> [Objective]:
Return each line of the records holding the string "text".

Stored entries
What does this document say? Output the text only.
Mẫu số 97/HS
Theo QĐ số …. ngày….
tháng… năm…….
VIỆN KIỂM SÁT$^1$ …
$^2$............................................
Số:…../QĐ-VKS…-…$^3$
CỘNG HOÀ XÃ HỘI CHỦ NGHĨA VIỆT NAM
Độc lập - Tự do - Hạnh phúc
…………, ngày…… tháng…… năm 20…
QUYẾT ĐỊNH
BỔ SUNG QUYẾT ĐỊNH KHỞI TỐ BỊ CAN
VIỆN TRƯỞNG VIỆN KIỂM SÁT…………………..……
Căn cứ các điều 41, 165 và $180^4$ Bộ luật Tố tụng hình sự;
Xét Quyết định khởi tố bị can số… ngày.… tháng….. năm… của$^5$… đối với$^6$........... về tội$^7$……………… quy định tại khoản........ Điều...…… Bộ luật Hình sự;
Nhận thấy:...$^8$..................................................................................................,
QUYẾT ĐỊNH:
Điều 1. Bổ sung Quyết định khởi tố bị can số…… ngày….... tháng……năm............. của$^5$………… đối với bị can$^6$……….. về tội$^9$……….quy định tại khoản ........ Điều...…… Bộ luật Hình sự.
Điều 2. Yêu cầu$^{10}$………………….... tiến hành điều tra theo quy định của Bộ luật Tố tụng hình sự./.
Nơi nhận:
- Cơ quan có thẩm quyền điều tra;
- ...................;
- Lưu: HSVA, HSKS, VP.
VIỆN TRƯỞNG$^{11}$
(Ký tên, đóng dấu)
==
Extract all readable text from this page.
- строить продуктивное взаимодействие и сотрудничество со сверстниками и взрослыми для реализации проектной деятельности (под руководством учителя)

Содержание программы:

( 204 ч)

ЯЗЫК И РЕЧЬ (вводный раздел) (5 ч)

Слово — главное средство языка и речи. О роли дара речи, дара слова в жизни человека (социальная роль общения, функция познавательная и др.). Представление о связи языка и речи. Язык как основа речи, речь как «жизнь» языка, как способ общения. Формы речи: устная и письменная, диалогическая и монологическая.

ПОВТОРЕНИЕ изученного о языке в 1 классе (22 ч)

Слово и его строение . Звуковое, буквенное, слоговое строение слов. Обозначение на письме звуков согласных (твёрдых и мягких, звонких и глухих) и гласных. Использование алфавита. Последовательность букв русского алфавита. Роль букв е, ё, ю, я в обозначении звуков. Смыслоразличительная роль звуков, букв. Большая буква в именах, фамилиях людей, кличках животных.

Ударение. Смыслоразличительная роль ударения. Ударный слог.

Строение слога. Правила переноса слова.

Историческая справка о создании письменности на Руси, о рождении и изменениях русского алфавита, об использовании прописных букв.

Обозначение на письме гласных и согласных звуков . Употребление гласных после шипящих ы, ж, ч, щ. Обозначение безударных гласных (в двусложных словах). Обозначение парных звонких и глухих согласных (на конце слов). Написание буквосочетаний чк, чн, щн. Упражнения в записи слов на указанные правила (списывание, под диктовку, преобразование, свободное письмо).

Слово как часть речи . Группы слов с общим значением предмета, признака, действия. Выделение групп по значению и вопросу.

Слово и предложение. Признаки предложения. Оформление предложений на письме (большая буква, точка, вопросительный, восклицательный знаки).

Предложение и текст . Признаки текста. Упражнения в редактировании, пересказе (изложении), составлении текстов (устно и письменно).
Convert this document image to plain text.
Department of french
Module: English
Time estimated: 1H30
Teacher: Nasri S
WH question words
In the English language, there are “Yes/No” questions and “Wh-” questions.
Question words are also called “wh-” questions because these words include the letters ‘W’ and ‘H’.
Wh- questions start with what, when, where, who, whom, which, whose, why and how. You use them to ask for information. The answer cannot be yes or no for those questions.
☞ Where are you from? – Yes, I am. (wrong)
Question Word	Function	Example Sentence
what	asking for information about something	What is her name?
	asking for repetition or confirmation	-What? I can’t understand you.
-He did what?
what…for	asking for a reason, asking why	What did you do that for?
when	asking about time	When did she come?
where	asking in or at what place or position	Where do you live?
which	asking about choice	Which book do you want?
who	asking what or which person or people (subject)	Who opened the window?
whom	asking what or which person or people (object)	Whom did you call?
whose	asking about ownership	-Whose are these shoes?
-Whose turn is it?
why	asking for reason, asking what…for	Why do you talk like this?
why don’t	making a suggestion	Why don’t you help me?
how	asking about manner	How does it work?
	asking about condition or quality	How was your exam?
* * *
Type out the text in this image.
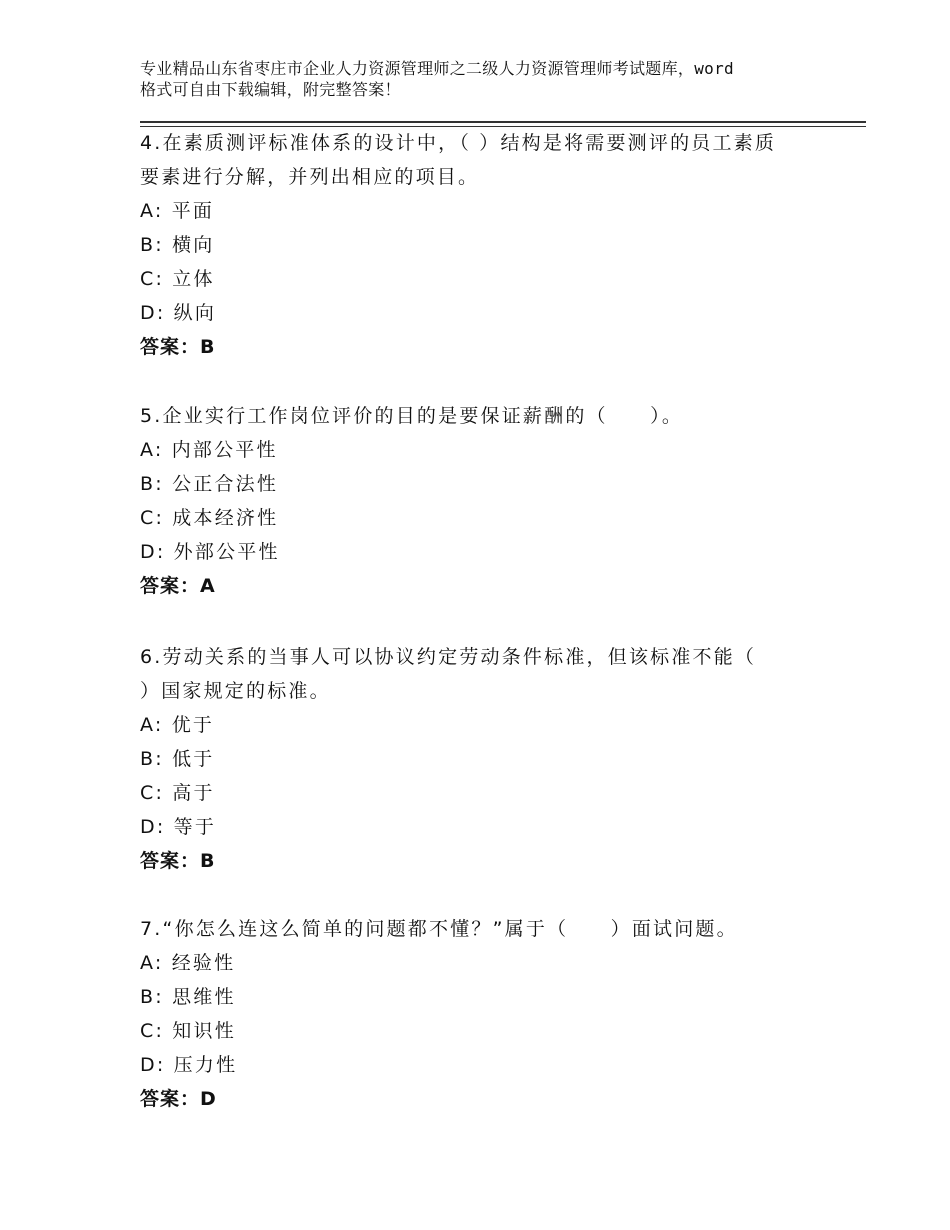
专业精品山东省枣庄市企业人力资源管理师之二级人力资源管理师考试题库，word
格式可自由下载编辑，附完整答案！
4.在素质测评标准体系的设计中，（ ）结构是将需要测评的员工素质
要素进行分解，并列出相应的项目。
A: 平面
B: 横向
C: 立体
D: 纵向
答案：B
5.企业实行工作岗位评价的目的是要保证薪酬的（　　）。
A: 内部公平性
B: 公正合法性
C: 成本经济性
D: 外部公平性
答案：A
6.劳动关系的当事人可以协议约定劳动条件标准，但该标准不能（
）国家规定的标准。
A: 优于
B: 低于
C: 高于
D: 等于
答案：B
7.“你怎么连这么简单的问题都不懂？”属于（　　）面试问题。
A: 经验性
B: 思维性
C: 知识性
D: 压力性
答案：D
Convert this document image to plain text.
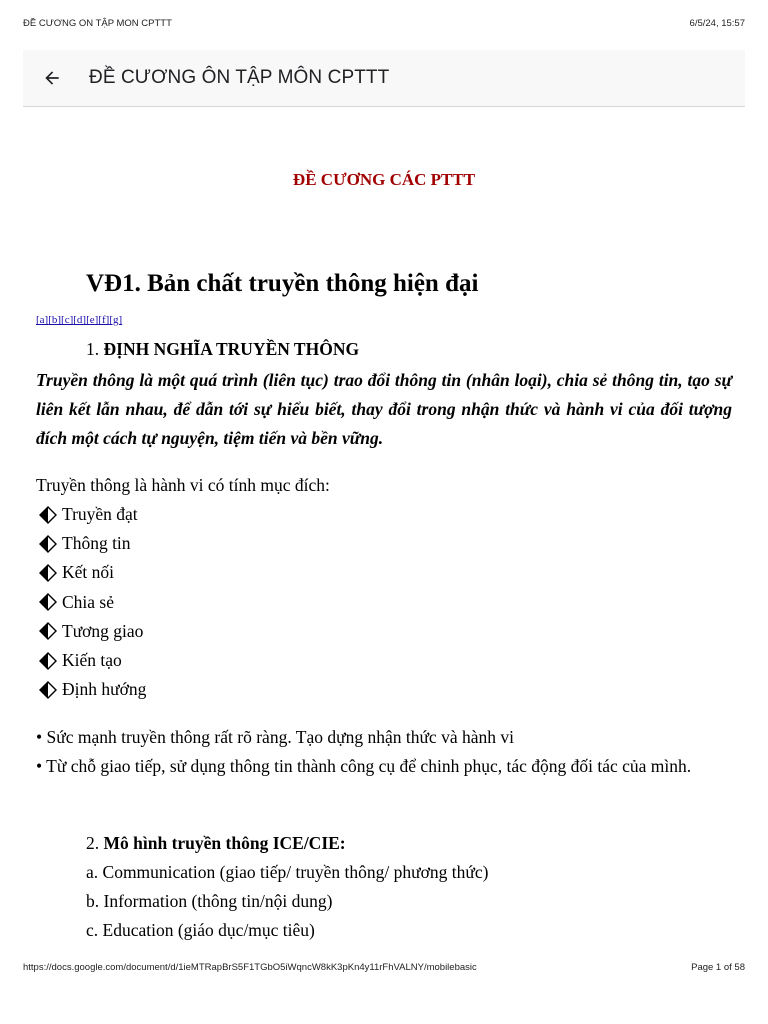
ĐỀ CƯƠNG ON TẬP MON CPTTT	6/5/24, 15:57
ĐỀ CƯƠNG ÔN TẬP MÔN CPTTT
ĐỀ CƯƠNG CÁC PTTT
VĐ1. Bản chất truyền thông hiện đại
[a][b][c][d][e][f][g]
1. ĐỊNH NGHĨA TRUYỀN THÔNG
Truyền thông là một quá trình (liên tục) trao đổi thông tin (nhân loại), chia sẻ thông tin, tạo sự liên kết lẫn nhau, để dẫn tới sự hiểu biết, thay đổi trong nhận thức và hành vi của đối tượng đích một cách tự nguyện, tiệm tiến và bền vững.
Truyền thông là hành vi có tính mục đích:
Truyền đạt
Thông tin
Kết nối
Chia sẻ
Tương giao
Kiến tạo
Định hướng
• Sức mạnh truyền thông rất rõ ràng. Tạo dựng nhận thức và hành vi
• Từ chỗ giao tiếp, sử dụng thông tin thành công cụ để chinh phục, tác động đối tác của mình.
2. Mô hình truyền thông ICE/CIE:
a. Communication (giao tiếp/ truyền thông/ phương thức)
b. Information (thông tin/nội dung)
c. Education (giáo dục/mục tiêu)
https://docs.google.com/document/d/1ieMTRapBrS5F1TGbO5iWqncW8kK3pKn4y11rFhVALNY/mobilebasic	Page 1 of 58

> [Written answer]:
What does this document say? Output the text only.
Extract all readable text from this page.
Convert this document image to plain text.
Type out the text in this image.
Convert this document image to plain text.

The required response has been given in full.